> Exercise details
Tally the lines that include the word "территории" and reply with nothing but the total.

══════

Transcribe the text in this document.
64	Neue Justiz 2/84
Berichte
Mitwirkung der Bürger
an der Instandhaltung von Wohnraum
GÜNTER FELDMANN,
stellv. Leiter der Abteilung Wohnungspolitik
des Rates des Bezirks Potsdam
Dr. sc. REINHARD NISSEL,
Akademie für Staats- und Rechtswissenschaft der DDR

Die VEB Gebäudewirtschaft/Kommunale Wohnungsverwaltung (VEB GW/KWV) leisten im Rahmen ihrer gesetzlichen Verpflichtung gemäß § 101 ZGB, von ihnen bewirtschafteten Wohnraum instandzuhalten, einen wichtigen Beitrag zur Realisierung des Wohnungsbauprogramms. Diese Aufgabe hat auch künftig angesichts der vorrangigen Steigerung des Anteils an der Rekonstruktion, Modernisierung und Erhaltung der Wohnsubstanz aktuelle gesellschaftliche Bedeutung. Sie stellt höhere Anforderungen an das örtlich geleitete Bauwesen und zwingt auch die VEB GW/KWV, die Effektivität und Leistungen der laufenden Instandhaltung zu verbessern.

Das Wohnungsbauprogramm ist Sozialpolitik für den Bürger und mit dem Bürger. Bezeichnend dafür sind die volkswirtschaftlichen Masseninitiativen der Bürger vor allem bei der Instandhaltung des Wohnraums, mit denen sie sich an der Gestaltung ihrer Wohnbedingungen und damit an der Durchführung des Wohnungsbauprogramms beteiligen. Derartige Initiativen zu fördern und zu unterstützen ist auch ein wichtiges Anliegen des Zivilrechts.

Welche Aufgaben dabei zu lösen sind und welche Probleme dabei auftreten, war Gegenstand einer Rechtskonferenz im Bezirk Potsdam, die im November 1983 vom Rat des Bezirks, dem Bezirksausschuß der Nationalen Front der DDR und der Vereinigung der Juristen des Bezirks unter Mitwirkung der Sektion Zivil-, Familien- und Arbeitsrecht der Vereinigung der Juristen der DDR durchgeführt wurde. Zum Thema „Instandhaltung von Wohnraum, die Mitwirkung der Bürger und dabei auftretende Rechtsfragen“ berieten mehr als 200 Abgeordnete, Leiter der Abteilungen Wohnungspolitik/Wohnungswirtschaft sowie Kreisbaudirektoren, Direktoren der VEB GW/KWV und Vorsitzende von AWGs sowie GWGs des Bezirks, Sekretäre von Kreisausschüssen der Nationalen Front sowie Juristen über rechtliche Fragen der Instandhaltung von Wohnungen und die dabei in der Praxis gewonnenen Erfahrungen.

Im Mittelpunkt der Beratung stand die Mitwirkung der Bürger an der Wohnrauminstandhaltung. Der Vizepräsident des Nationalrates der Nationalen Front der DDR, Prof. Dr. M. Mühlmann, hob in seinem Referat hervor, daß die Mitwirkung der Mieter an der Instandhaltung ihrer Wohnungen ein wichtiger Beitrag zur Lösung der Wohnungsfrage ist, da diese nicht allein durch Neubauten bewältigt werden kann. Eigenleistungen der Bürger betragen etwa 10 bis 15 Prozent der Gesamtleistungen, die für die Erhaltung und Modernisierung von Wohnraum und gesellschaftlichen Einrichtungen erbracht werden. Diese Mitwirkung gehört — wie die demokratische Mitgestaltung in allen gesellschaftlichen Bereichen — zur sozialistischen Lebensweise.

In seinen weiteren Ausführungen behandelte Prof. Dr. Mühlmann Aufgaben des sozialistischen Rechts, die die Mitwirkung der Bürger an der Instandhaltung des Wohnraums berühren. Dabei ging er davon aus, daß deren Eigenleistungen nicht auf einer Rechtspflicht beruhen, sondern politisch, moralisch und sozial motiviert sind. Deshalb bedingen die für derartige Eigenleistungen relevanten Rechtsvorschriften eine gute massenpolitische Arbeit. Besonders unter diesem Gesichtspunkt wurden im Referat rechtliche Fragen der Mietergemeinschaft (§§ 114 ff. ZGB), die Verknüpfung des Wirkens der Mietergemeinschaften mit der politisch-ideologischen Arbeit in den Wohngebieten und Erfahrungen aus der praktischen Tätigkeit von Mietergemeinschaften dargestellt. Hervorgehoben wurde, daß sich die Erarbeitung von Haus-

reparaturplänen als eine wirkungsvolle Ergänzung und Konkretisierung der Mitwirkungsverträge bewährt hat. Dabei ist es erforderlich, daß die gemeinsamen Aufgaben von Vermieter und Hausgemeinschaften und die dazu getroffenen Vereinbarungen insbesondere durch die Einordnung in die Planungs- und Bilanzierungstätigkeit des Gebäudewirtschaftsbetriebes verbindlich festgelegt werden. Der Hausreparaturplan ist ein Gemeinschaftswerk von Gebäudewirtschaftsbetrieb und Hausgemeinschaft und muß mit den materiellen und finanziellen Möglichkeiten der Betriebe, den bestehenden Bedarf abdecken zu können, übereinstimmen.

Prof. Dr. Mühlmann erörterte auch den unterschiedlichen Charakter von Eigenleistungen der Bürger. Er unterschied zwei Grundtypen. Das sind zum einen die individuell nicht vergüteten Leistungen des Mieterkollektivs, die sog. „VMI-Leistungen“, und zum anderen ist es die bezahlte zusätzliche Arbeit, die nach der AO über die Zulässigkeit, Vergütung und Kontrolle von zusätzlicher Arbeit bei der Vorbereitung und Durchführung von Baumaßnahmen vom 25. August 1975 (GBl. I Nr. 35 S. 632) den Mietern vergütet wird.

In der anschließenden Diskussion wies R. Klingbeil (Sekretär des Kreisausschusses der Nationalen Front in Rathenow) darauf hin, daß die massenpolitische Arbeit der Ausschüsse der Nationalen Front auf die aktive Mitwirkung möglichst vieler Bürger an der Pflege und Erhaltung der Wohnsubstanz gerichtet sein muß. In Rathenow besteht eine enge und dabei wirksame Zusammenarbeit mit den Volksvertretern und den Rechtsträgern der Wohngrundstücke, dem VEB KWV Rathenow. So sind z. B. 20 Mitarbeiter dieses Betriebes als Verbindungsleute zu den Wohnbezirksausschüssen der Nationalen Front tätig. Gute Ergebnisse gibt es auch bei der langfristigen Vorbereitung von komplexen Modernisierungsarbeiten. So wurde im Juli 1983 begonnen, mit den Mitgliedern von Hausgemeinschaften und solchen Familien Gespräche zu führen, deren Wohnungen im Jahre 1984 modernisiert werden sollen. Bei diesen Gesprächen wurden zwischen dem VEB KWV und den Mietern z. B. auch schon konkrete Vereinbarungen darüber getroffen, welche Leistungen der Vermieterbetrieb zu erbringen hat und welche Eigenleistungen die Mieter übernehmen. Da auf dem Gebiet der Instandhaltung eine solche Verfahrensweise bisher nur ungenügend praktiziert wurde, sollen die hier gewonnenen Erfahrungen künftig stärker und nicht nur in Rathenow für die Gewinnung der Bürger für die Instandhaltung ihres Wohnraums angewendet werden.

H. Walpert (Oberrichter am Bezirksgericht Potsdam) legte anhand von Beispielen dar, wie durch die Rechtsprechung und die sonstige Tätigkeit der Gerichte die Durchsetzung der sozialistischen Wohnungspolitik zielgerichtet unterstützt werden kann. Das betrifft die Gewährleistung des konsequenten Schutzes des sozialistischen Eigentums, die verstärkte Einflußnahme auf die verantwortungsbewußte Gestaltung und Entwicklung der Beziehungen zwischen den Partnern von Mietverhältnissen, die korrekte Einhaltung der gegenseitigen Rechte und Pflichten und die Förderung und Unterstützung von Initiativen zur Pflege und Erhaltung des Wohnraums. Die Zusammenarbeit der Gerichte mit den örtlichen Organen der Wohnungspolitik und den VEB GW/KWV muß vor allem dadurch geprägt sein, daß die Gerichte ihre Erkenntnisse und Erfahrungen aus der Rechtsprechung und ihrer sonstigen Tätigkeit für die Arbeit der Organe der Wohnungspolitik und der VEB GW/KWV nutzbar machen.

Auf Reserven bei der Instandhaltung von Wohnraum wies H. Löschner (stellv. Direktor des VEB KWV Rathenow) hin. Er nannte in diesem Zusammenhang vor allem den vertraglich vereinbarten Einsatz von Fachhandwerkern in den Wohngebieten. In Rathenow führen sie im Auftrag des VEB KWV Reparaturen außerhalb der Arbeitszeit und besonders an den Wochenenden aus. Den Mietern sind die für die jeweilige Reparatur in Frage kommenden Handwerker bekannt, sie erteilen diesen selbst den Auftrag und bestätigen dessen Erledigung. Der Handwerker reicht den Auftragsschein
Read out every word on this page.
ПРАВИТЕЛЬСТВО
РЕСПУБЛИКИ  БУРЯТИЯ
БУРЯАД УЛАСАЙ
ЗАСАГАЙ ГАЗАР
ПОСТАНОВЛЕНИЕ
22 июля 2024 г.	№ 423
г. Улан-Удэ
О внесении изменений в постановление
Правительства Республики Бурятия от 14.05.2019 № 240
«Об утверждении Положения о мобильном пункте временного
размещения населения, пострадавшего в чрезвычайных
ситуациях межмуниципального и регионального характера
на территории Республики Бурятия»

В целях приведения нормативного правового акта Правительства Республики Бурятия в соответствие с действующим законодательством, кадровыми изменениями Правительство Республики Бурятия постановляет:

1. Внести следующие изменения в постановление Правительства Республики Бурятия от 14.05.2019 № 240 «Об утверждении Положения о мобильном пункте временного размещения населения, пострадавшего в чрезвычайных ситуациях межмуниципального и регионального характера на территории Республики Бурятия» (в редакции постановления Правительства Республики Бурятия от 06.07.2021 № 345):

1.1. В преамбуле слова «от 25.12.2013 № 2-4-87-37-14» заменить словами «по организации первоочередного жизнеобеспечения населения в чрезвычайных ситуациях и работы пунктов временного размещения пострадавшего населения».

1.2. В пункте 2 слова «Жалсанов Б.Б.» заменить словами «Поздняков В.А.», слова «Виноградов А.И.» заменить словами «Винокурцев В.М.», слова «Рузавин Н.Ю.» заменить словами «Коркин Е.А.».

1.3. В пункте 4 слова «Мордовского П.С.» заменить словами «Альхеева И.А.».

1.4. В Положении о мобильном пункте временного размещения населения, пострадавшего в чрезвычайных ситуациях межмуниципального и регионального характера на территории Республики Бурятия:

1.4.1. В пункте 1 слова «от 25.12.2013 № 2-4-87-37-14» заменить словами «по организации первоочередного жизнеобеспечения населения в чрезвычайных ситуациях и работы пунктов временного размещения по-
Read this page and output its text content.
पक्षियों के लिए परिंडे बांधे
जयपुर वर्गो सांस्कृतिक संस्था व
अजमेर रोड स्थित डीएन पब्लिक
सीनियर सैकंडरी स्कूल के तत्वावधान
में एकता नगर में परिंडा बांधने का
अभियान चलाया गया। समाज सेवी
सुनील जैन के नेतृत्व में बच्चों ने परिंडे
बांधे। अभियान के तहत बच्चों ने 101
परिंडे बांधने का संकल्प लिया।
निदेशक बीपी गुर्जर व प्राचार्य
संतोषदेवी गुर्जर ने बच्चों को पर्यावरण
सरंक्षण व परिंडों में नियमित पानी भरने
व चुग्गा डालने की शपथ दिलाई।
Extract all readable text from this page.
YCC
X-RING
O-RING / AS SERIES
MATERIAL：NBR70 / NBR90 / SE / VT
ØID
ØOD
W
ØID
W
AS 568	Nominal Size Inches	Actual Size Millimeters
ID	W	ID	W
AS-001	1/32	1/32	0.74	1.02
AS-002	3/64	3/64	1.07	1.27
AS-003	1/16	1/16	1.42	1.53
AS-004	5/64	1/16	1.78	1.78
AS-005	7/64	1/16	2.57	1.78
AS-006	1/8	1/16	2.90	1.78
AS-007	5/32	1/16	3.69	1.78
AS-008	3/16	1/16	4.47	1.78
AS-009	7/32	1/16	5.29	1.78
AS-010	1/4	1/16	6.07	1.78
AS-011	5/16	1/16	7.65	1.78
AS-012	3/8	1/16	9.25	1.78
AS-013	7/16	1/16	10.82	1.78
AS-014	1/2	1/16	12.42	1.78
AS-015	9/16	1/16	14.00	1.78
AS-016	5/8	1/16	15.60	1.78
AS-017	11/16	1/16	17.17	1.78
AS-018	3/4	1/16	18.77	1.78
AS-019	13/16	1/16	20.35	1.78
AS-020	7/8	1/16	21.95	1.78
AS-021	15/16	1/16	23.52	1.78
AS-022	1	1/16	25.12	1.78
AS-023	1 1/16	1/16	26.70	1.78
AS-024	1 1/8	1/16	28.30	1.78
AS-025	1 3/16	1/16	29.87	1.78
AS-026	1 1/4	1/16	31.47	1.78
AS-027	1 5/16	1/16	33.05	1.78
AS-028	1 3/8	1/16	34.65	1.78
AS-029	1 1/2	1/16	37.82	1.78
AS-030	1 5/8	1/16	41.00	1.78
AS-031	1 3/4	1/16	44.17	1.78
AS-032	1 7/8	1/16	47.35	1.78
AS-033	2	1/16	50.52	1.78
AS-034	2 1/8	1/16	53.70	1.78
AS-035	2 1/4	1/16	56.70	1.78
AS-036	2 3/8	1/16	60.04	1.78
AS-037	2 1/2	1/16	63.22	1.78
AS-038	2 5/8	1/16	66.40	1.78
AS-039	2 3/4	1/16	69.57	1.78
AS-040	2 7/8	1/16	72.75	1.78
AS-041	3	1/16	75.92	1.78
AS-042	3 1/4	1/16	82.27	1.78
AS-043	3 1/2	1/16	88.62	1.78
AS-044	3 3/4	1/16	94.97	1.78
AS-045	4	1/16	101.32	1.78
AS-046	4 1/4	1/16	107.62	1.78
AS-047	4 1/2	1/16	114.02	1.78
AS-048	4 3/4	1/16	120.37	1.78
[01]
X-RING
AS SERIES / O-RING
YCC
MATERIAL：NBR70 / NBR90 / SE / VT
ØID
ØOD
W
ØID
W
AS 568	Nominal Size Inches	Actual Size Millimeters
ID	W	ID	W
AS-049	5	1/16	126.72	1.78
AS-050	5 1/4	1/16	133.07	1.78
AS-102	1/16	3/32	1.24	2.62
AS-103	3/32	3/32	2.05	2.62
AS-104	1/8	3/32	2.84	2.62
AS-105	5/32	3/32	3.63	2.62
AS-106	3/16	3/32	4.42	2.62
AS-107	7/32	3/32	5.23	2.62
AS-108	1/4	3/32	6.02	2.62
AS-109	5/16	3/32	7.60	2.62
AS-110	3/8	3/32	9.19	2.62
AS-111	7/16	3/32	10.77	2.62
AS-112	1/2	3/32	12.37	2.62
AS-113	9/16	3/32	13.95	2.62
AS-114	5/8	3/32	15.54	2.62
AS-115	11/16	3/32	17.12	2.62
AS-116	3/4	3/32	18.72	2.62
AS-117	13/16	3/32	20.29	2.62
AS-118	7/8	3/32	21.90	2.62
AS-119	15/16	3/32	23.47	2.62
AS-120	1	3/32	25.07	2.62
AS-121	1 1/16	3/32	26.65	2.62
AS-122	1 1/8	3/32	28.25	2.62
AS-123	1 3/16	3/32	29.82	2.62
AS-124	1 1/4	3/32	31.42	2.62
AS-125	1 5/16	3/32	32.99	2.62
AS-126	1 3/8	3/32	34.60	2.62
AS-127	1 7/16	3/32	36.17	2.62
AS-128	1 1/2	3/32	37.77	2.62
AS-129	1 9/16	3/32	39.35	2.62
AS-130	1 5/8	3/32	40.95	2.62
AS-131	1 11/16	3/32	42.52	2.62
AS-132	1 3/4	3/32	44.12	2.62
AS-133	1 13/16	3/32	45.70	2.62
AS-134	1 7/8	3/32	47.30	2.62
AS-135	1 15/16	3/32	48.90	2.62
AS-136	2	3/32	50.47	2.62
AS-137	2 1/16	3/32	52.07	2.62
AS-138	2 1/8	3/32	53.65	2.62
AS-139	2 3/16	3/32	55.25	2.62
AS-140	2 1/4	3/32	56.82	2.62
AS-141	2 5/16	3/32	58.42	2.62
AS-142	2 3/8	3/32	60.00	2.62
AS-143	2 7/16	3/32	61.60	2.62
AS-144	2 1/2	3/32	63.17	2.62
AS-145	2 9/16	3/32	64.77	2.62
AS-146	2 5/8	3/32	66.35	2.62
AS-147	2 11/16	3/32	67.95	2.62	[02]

══════

> Result below
3